Write out each line word for word. Drop pictures.

......

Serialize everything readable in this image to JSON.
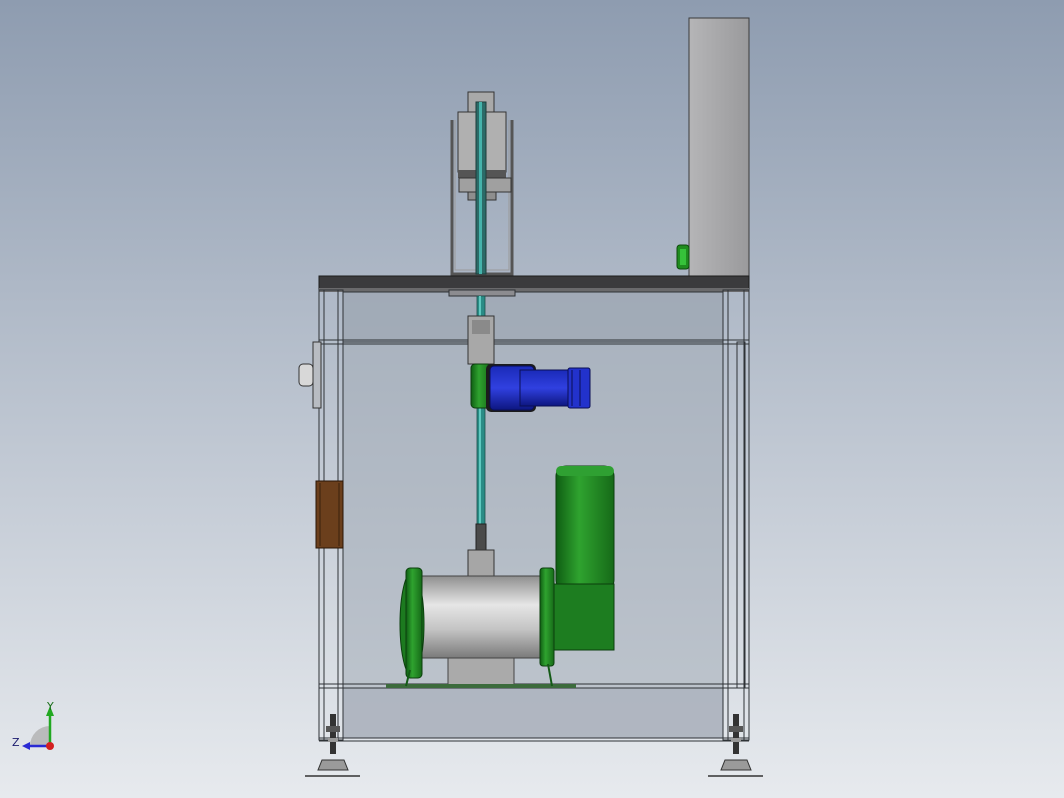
{
  "viewport": {
    "background_top": "#8e9cb0",
    "background_bottom": "#e7eaee"
  },
  "colors": {
    "frame_line": "#2f3338",
    "panel_fill": "#9ea6b2",
    "panel_light": "#b7bec8",
    "table_top": "#3a3a3c",
    "cabinet_grey": "#a8a8aa",
    "motor_green": "#1e7d22",
    "motor_green_dark": "#0f4f12",
    "motor_green_light": "#4fb64b",
    "gear_blue": "#1f2fc7",
    "gear_blue_dark": "#0d1680",
    "shaft_teal": "#2a8c86",
    "brown_box": "#6a3f1c",
    "drum_grey": "#b4b4b4"
  },
  "triad": {
    "x_label": "",
    "y_label": "Y",
    "z_label": "Z",
    "x_color": "#d42020",
    "y_color": "#21a821",
    "z_color": "#2a2ad4"
  },
  "parts": {
    "control_cabinet": "control-cabinet",
    "green_button": "green-push-button",
    "worktable_top": "worktable-top",
    "upper_clamp": "upper-clamp-assembly",
    "blue_motor": "blue-gear-motor",
    "green_motor": "green-drive-motor",
    "drum": "winding-drum",
    "shaft": "vertical-shaft",
    "side_box": "side-terminal-box",
    "left_foot": "leveling-foot-left",
    "right_foot": "leveling-foot-right"
  }
}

......

## Task answer
Serialize everything readable in this image to JSON.
{
  "viewport": {
    "background_top": "#8e9cb0",
    "background_bottom": "#e7eaee"
  },
  "colors": {
    "frame_line": "#2f3338",
    "panel_fill": "#9ea6b2",
    "panel_light": "#b7bec8",
    "table_top": "#3a3a3c",
    "cabinet_grey": "#a8a8aa",
    "motor_green": "#1e7d22",
    "motor_green_dark": "#0f4f12",
    "motor_green_light": "#4fb64b",
    "gear_blue": "#1f2fc7",
    "gear_blue_dark": "#0d1680",
    "shaft_teal": "#2a8c86",
    "brown_box": "#6a3f1c",
    "drum_grey": "#b4b4b4"
  },
  "triad": {
    "x_label": "",
    "y_label": "Y",
    "z_label": "Z",
    "x_color": "#d42020",
    "y_color": "#21a821",
    "z_color": "#2a2ad4"
  },
  "parts": {
    "control_cabinet": "control-cabinet",
    "green_button": "green-push-button",
    "worktable_top": "worktable-top",
    "upper_clamp": "upper-clamp-assembly",
    "blue_motor": "blue-gear-motor",
    "green_motor": "green-drive-motor",
    "drum": "winding-drum",
    "shaft": "vertical-shaft",
    "side_box": "side-terminal-box",
    "left_foot": "leveling-foot-left",
    "right_foot": "leveling-foot-right"
  }
}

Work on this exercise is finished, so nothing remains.